- Your objective
For the entries below, how many lines include the word "gender"? Give the figure and nothing more.

- Task data
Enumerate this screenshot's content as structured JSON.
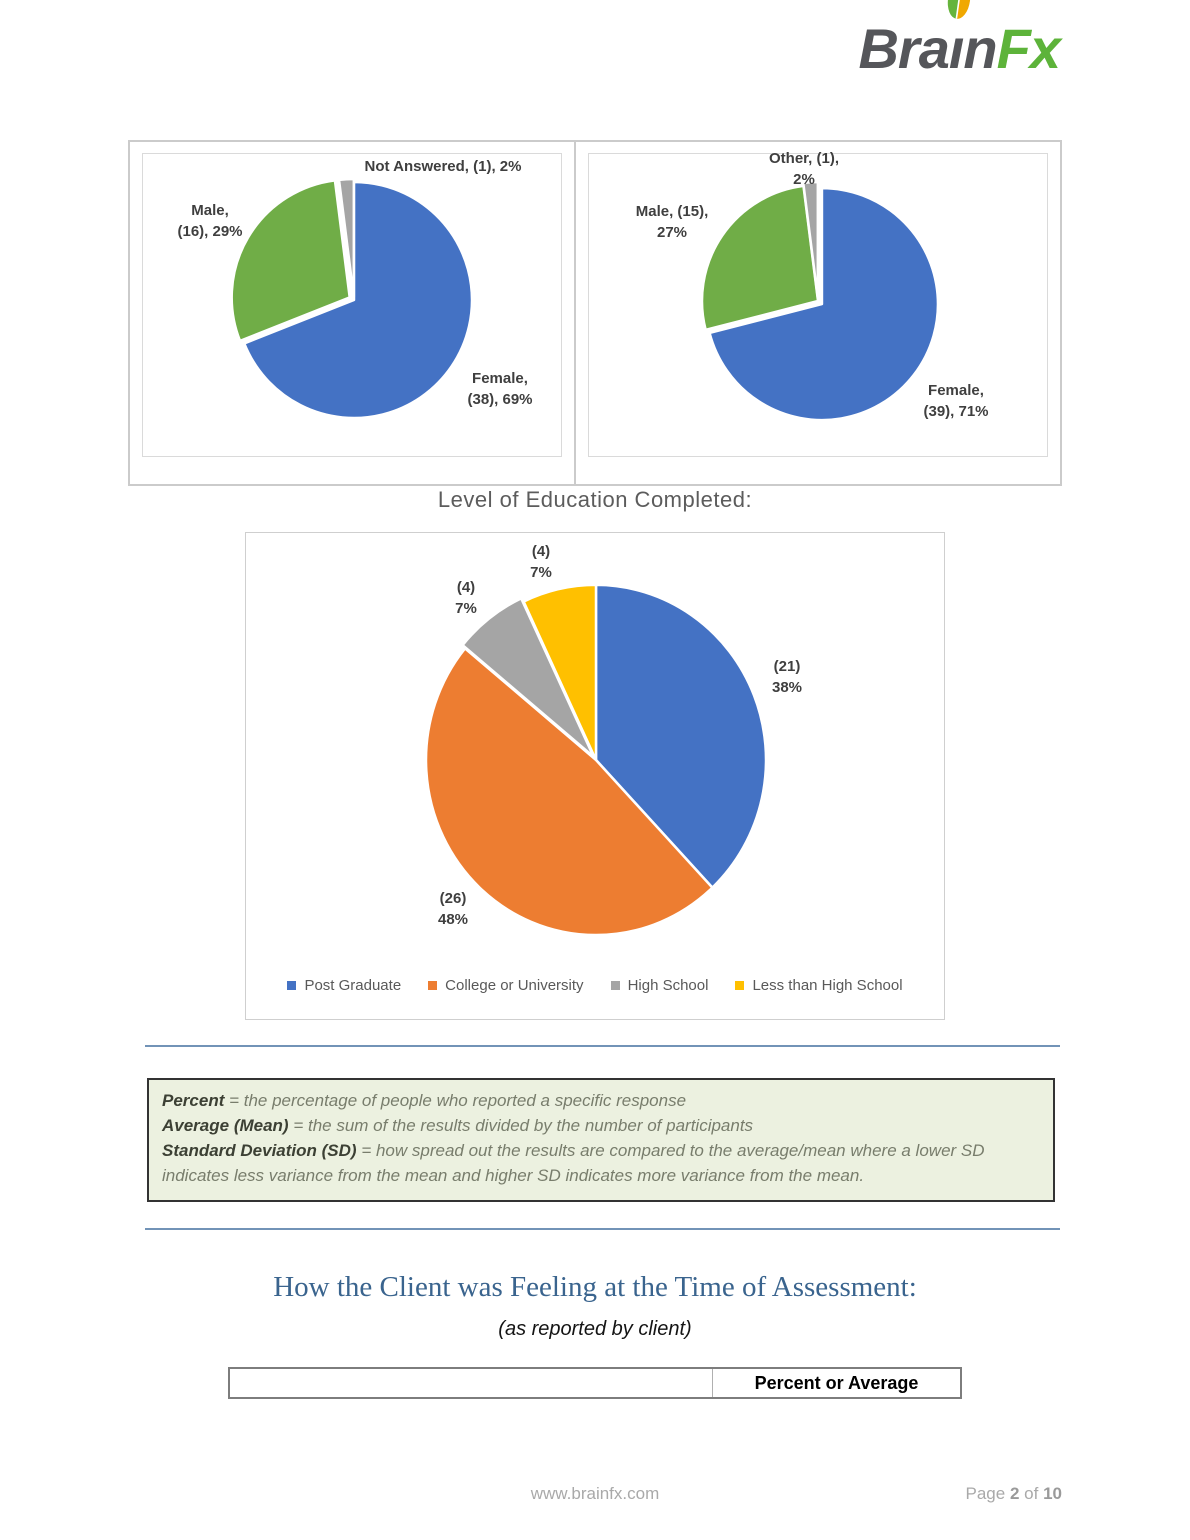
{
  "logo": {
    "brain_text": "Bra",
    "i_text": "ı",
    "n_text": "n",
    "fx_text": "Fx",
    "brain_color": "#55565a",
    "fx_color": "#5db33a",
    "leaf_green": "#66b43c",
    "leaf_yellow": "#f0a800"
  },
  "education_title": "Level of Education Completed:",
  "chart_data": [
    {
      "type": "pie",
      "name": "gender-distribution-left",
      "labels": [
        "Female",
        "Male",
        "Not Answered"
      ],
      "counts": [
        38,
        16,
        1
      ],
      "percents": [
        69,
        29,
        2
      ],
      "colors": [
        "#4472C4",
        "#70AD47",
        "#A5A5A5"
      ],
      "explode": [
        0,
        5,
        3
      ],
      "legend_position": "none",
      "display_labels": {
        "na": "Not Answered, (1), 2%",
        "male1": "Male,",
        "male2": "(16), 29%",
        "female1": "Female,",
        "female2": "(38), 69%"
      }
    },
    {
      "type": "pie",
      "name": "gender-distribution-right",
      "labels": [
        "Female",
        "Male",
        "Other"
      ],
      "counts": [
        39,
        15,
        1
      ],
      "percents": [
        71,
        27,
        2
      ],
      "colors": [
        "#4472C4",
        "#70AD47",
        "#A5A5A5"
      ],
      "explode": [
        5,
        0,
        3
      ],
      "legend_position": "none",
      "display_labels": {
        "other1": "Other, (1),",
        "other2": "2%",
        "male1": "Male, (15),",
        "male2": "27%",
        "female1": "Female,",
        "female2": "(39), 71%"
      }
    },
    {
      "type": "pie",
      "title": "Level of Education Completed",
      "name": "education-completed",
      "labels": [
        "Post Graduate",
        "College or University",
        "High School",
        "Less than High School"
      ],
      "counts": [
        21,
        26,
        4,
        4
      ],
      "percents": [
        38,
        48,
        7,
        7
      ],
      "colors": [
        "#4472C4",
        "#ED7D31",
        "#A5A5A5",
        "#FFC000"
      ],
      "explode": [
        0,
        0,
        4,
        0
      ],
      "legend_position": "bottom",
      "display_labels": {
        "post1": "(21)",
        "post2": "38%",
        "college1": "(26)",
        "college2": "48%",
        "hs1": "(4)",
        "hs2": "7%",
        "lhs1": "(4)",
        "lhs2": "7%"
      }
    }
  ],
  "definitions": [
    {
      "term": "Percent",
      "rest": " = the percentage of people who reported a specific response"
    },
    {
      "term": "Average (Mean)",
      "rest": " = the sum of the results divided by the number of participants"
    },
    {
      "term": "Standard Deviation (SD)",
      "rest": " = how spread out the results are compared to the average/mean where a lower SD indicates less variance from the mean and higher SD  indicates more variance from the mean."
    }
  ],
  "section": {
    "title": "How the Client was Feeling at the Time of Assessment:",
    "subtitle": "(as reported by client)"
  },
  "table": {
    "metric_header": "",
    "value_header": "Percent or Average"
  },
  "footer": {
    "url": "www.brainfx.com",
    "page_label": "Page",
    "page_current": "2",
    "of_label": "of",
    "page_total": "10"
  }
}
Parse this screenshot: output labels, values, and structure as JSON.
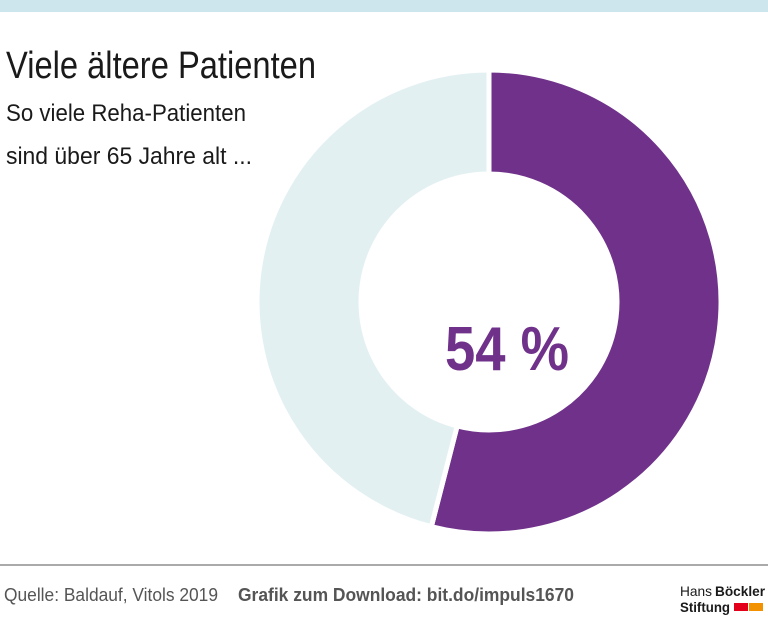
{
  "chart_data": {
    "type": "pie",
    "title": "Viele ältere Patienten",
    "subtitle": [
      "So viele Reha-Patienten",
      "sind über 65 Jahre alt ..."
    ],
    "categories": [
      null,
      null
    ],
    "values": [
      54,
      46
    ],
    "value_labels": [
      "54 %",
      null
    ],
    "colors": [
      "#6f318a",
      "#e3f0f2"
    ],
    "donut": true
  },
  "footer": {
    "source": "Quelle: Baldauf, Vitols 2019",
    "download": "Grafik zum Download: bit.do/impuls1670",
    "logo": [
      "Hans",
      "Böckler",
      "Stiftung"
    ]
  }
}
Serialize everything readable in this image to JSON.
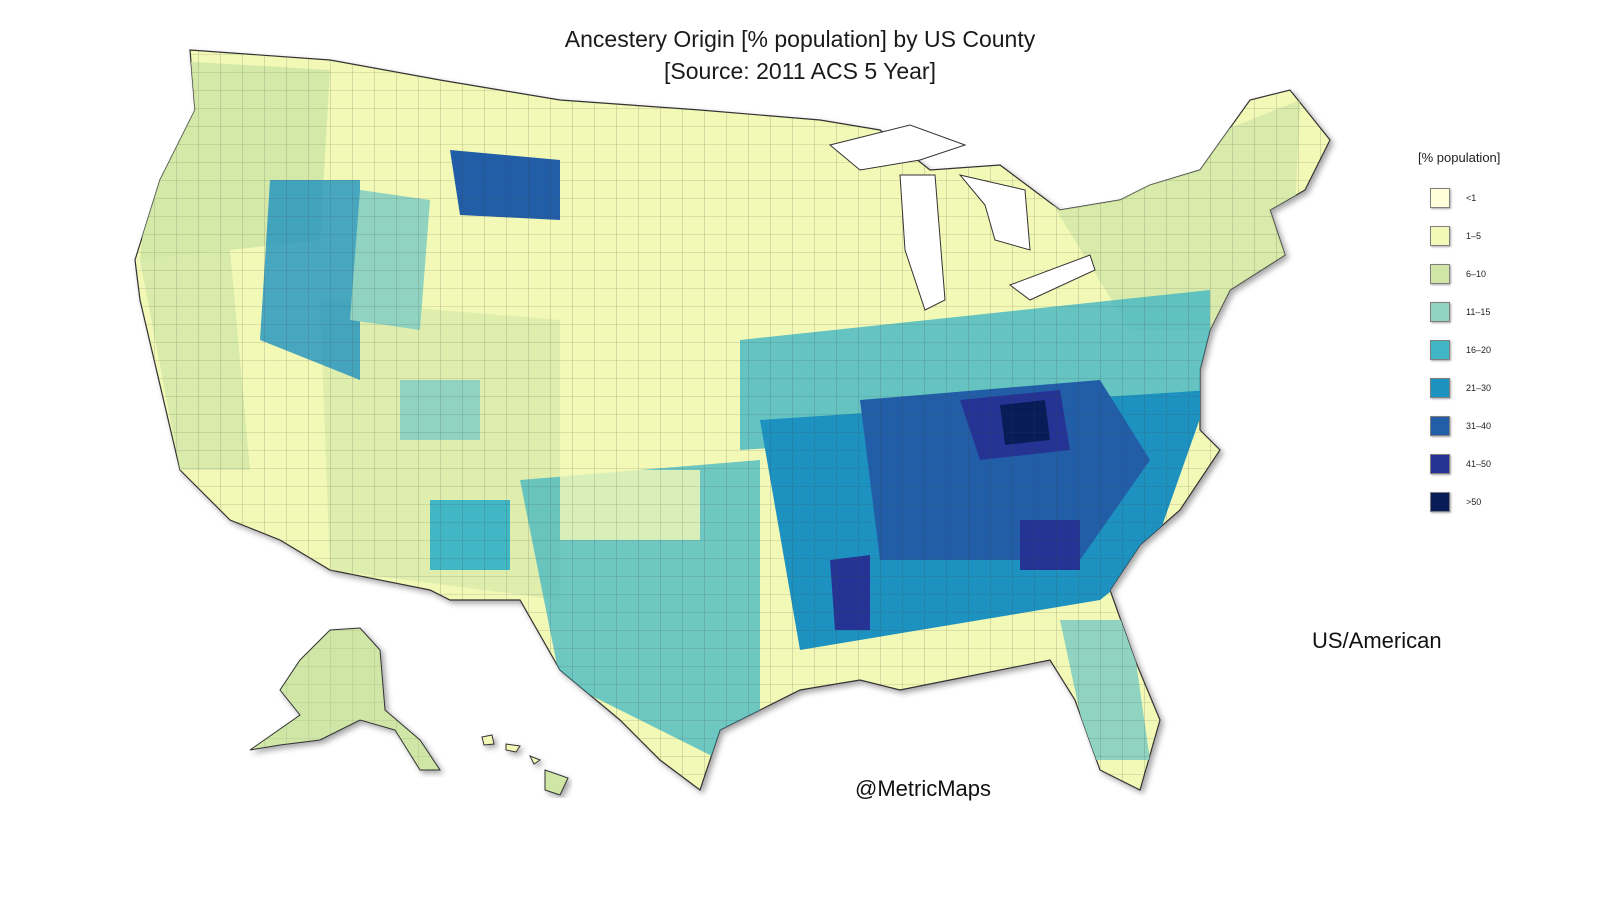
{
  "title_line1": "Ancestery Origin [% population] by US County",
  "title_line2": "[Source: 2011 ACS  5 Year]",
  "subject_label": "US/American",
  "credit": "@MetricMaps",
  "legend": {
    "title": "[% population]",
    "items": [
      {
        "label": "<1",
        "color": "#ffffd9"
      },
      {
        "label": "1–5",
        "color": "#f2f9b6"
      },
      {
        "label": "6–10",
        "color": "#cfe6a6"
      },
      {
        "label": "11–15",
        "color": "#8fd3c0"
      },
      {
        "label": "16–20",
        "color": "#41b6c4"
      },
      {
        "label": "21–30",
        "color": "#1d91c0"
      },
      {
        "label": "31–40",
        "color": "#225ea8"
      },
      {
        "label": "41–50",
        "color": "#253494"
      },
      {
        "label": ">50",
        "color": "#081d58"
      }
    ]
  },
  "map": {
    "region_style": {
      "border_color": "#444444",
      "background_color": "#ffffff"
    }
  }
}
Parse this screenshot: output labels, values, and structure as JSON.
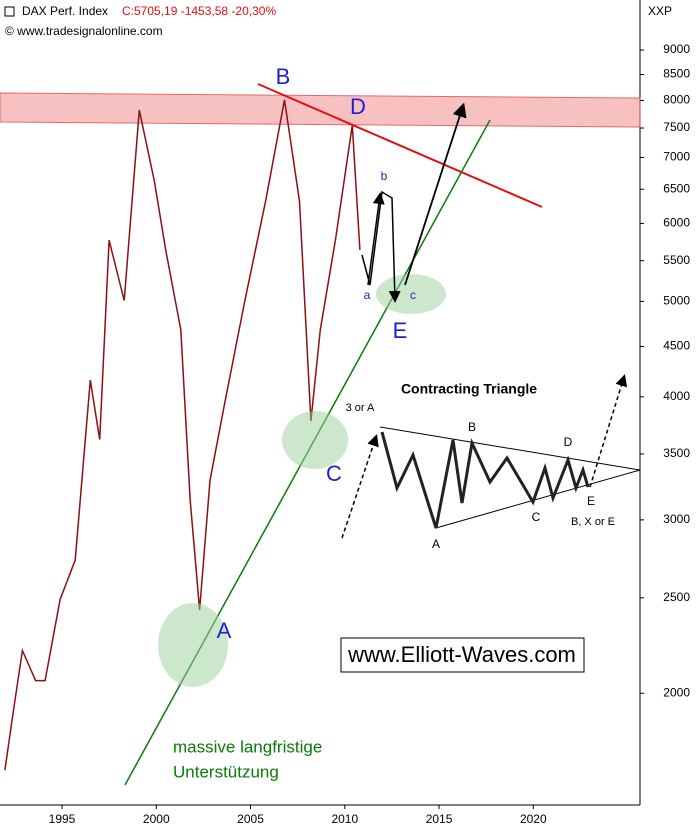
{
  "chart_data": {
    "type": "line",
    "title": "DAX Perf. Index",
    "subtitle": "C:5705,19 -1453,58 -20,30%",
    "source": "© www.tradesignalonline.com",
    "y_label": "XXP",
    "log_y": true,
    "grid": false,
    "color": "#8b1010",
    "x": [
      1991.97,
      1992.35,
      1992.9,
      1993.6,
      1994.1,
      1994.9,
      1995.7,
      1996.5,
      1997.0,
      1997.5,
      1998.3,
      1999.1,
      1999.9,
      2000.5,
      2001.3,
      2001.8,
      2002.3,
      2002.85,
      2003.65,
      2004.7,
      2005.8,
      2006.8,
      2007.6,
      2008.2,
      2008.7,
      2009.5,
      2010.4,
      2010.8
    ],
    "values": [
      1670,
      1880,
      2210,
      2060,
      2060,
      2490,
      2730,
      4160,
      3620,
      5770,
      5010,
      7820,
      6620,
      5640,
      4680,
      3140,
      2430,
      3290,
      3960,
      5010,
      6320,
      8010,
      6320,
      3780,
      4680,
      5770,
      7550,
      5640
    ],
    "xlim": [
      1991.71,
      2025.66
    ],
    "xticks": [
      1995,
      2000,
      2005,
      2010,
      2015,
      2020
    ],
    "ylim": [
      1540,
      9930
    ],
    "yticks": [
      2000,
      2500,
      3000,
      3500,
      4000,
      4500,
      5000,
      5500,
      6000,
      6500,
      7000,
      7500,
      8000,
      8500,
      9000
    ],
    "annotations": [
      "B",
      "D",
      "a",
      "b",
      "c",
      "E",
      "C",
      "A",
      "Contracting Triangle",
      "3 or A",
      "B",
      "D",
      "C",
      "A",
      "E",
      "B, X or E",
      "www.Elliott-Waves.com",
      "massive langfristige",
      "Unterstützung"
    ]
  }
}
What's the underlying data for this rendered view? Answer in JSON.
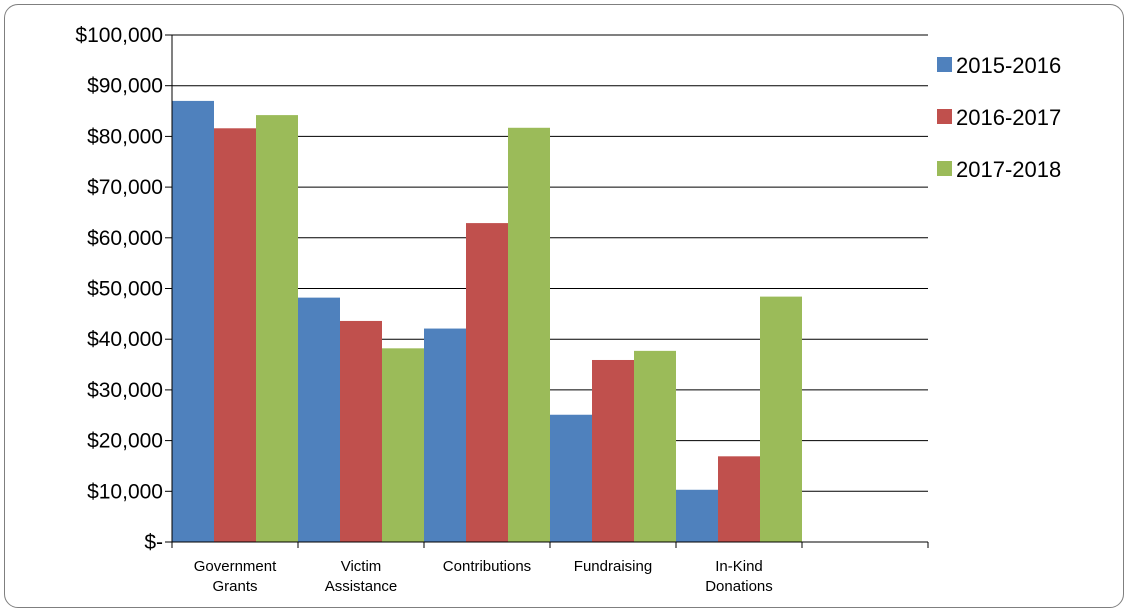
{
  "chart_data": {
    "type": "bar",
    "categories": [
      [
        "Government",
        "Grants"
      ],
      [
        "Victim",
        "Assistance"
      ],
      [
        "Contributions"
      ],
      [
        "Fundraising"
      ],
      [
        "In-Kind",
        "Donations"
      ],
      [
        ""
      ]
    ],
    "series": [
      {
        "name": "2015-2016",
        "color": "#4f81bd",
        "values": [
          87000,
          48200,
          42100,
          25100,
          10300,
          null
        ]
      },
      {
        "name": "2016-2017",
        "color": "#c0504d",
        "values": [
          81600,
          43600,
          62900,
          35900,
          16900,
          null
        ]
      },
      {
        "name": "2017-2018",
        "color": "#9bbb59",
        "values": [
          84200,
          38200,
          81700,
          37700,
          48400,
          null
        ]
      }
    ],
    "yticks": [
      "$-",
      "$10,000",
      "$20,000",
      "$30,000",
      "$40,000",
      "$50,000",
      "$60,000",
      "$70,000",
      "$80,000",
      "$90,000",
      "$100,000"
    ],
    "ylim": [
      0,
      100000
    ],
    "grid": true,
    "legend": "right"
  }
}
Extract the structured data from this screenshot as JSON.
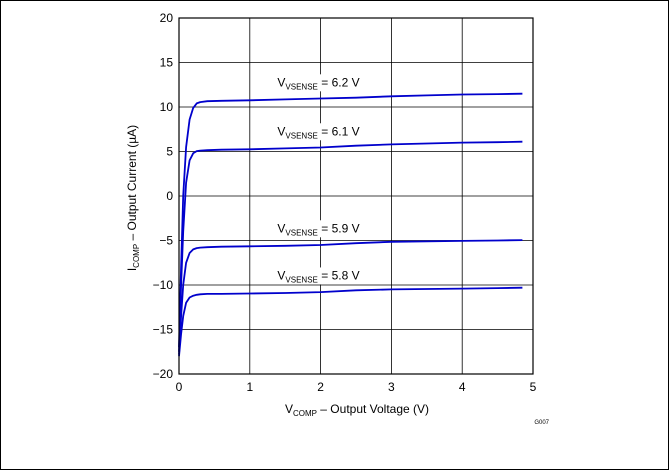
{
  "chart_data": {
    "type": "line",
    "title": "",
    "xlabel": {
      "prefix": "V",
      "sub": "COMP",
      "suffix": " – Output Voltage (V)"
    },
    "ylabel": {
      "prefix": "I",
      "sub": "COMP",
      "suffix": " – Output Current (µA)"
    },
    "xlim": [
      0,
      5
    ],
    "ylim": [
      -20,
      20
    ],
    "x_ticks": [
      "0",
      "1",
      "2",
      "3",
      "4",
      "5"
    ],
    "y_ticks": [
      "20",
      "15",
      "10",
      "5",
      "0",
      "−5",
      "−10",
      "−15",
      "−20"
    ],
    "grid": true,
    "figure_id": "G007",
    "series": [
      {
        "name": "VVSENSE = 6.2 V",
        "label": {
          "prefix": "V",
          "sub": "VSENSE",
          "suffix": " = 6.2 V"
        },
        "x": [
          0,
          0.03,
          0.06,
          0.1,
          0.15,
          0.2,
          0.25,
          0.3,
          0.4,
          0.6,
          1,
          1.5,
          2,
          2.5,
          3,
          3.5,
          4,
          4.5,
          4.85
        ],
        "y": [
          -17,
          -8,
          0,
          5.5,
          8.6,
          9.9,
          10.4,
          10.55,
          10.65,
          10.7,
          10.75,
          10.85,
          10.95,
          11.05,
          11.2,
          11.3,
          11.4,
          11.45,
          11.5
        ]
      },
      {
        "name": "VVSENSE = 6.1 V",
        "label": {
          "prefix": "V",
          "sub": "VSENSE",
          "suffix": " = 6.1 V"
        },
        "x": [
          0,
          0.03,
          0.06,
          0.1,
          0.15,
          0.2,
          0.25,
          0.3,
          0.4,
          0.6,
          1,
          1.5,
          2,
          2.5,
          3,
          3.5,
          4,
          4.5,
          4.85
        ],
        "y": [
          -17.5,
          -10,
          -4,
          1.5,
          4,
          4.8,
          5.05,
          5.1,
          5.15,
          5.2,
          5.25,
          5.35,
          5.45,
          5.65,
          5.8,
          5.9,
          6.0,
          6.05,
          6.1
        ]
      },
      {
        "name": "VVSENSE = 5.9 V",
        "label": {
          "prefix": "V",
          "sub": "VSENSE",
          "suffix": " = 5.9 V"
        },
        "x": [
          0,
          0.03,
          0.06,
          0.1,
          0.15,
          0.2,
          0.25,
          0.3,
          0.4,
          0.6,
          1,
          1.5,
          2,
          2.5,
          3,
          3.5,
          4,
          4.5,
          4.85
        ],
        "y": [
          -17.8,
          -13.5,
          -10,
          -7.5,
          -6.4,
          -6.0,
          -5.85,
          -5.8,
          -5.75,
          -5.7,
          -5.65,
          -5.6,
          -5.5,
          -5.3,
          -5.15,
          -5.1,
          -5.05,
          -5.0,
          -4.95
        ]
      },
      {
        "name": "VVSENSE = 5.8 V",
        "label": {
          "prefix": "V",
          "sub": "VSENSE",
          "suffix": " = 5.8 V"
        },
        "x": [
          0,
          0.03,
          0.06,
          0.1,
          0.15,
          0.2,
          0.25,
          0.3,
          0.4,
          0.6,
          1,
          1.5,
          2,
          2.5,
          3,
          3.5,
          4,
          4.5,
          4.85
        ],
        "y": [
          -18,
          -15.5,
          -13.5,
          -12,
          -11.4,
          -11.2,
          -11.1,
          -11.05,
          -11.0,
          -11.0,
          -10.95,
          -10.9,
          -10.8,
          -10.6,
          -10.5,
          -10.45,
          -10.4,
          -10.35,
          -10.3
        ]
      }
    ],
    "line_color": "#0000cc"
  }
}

- The reply
2